(Saved data entries)

|---|

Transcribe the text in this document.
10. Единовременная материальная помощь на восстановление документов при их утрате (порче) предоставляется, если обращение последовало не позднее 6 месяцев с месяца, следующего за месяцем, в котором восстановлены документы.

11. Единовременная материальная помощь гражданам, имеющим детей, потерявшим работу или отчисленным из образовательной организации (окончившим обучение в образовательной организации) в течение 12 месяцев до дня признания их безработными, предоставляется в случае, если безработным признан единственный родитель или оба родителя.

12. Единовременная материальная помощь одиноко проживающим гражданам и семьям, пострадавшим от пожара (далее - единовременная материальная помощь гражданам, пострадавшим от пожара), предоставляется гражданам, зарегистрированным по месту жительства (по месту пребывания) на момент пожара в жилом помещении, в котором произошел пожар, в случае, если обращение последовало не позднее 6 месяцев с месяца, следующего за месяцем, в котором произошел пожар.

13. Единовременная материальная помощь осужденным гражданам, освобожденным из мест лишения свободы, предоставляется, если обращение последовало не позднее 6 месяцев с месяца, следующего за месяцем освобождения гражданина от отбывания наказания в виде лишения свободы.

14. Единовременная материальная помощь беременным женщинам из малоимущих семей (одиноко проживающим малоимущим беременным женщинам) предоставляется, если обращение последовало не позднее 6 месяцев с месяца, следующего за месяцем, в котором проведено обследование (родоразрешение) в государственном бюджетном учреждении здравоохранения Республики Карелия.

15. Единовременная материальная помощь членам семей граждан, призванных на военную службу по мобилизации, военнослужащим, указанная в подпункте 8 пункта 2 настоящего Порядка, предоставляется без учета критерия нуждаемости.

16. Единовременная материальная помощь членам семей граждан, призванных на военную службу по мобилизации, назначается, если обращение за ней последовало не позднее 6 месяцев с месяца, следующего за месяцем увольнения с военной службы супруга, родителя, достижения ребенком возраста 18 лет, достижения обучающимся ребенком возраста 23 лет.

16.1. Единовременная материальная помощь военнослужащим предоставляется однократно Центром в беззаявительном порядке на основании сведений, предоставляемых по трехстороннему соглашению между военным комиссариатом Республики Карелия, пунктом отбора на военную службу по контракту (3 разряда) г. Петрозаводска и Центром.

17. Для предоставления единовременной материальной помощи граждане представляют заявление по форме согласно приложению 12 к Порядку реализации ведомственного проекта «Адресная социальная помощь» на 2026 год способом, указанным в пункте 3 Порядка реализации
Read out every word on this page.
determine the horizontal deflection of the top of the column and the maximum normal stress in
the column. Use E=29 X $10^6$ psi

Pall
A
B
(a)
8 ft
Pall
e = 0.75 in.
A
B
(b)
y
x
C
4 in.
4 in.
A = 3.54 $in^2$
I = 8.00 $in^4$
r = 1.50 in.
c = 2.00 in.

|---|

*Exercise goal*
Copy out every line that includes the word "службу".

*Exercise result*
15. Единовременная материальная помощь членам семей граждан, призванных на военную службу по мобилизации, военнослужащим, указанная в подпункте 8 пункта 2 настоящего Порядка, предоставляется без учета критерия нуждаемости.
16. Единовременная материальная помощь членам семей граждан, призванных на военную службу по мобилизации, назначается, если обращение за ней последовало не позднее 6 месяцев с месяца, следующего за месяцем увольнения с военной службы супруга, родителя, достижения ребенком возраста 18 лет, достижения обучающимся ребенком возраста 23 лет.
16.1. Единовременная материальная помощь военнослужащим предоставляется однократно Центром в беззаявительном порядке на основании сведений, предоставляемых по трехстороннему соглашению между военным комиссариатом Республики Карелия, пунктом отбора на военную службу по контракту (3 разряда) г. Петрозаводска и Центром.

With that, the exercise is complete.